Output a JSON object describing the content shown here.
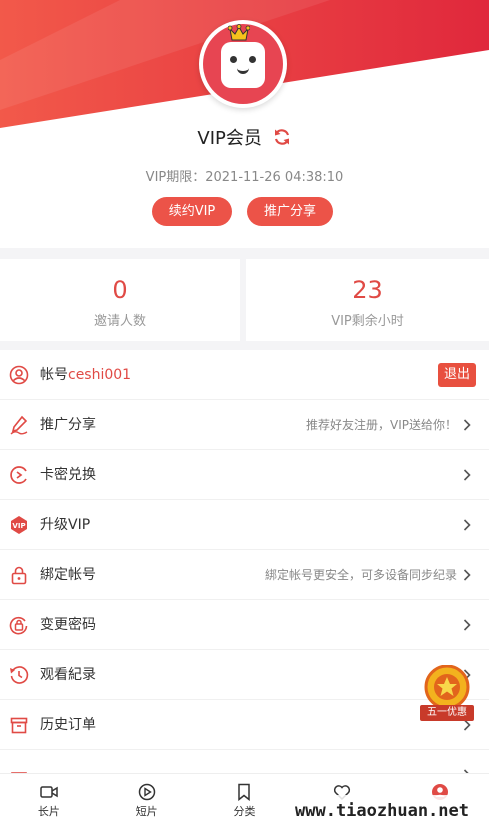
{
  "header": {
    "title": "VIP会员",
    "expire_text": "VIP期限：2021-11-26 04:38:10",
    "renew_button": "续约VIP",
    "share_button": "推广分享",
    "colors": {
      "accent": "#e04a45",
      "gradient_start": "#f2594a",
      "gradient_end": "#e0283c"
    }
  },
  "stats": [
    {
      "value": "0",
      "label": "邀请人数"
    },
    {
      "value": "23",
      "label": "VIP剩余小时"
    }
  ],
  "account": {
    "prefix": "帐号",
    "username": "ceshi001",
    "logout_label": "退出"
  },
  "menu": [
    {
      "label": "推广分享",
      "hint": "推荐好友注册，VIP送给你！",
      "icon": "pen-icon"
    },
    {
      "label": "卡密兑换",
      "hint": "",
      "icon": "card-icon"
    },
    {
      "label": "升级VIP",
      "hint": "",
      "icon": "vip-icon"
    },
    {
      "label": "綁定帐号",
      "hint": "綁定帐号更安全，可多设备同步纪录",
      "icon": "lock-icon"
    },
    {
      "label": "变更密码",
      "hint": "",
      "icon": "key-lock-icon"
    },
    {
      "label": "观看紀录",
      "hint": "",
      "icon": "history-icon"
    },
    {
      "label": "历史订单",
      "hint": "",
      "icon": "box-icon"
    }
  ],
  "promo_badge": {
    "text": "五一优惠"
  },
  "tabbar": [
    {
      "label": "长片",
      "icon": "video-icon"
    },
    {
      "label": "短片",
      "icon": "play-circle-icon"
    },
    {
      "label": "分类",
      "icon": "bookmark-icon"
    },
    {
      "label": "",
      "icon": "heart-icon"
    },
    {
      "label": "",
      "icon": "user-icon"
    }
  ],
  "watermark": "www.tiaozhuan.net"
}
· · · · ·
§ **INSTRUCTIONS FOR THE TASK**:
Copy the records above exactly. The pictures are not part of the copy.

§ **RESPONSE TO THE TASK**:
Output a JSON object describing the content shown here.
{
  "header": {
    "title": "VIP会员",
    "expire_text": "VIP期限：2021-11-26 04:38:10",
    "renew_button": "续约VIP",
    "share_button": "推广分享",
    "colors": {
      "accent": "#e04a45",
      "gradient_start": "#f2594a",
      "gradient_end": "#e0283c"
    }
  },
  "stats": [
    {
      "value": "0",
      "label": "邀请人数"
    },
    {
      "value": "23",
      "label": "VIP剩余小时"
    }
  ],
  "account": {
    "prefix": "帐号",
    "username": "ceshi001",
    "logout_label": "退出"
  },
  "menu": [
    {
      "label": "推广分享",
      "hint": "推荐好友注册，VIP送给你！",
      "icon": "pen-icon"
    },
    {
      "label": "卡密兑换",
      "hint": "",
      "icon": "card-icon"
    },
    {
      "label": "升级VIP",
      "hint": "",
      "icon": "vip-icon"
    },
    {
      "label": "綁定帐号",
      "hint": "綁定帐号更安全，可多设备同步纪录",
      "icon": "lock-icon"
    },
    {
      "label": "变更密码",
      "hint": "",
      "icon": "key-lock-icon"
    },
    {
      "label": "观看紀录",
      "hint": "",
      "icon": "history-icon"
    },
    {
      "label": "历史订单",
      "hint": "",
      "icon": "box-icon"
    }
  ],
  "promo_badge": {
    "text": "五一优惠"
  },
  "tabbar": [
    {
      "label": "长片",
      "icon": "video-icon"
    },
    {
      "label": "短片",
      "icon": "play-circle-icon"
    },
    {
      "label": "分类",
      "icon": "bookmark-icon"
    },
    {
      "label": "",
      "icon": "heart-icon"
    },
    {
      "label": "",
      "icon": "user-icon"
    }
  ],
  "watermark": "www.tiaozhuan.net"
}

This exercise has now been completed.